>> start

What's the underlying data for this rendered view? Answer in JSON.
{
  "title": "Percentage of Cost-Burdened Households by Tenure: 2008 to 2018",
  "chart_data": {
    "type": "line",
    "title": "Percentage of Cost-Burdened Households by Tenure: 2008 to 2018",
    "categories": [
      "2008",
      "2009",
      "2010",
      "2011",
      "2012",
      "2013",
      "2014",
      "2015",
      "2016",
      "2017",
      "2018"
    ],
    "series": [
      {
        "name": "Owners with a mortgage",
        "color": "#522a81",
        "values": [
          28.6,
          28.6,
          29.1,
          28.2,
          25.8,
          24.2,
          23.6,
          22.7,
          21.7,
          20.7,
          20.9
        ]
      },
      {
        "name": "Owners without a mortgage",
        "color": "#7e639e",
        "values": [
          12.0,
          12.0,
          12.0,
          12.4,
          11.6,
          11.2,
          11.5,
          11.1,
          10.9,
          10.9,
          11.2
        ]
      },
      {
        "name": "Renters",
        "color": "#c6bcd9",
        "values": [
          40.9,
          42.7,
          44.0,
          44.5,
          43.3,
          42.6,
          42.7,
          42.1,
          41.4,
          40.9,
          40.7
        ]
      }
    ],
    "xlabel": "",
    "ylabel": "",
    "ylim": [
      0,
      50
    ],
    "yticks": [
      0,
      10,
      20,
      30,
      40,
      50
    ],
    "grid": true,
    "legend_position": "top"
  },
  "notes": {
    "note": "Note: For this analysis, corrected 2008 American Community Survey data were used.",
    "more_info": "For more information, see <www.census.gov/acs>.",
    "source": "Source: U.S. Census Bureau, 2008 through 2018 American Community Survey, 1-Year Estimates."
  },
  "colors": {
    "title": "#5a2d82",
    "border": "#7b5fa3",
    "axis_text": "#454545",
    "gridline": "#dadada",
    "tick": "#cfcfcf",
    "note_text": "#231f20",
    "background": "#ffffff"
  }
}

>> end

• Aim: Search the listing for the word "Burdened". Copy every line in which it occurs.

• Solution:
  "title": "Percentage of Cost-Burdened Households by Tenure: 2008 to 2018",
    "title": "Percentage of Cost-Burdened Households by Tenure: 2008 to 2018",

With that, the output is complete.